Check every line of the entries below for the word "dulcey", and copy the ones that have it.

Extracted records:
---------------

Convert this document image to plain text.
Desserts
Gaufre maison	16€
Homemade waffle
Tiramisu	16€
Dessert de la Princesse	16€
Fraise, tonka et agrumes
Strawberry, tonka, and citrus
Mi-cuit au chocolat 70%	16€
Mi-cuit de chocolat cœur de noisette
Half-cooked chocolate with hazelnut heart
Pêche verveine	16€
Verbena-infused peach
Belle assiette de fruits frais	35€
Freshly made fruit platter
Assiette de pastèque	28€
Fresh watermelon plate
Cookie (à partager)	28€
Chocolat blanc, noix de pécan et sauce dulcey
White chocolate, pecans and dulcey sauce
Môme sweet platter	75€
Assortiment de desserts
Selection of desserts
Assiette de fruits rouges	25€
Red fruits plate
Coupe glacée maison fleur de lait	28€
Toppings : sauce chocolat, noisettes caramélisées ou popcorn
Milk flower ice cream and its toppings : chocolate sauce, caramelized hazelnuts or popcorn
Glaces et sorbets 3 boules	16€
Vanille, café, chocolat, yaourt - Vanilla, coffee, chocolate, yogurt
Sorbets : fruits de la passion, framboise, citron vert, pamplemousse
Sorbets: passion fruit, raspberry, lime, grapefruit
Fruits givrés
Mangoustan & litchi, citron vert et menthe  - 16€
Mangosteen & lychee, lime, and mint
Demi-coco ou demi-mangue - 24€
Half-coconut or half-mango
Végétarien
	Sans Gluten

---------------

> WORKED ANSWER
Chocolat blanc, noix de pécan et sauce dulcey
White chocolate, pecans and dulcey sauce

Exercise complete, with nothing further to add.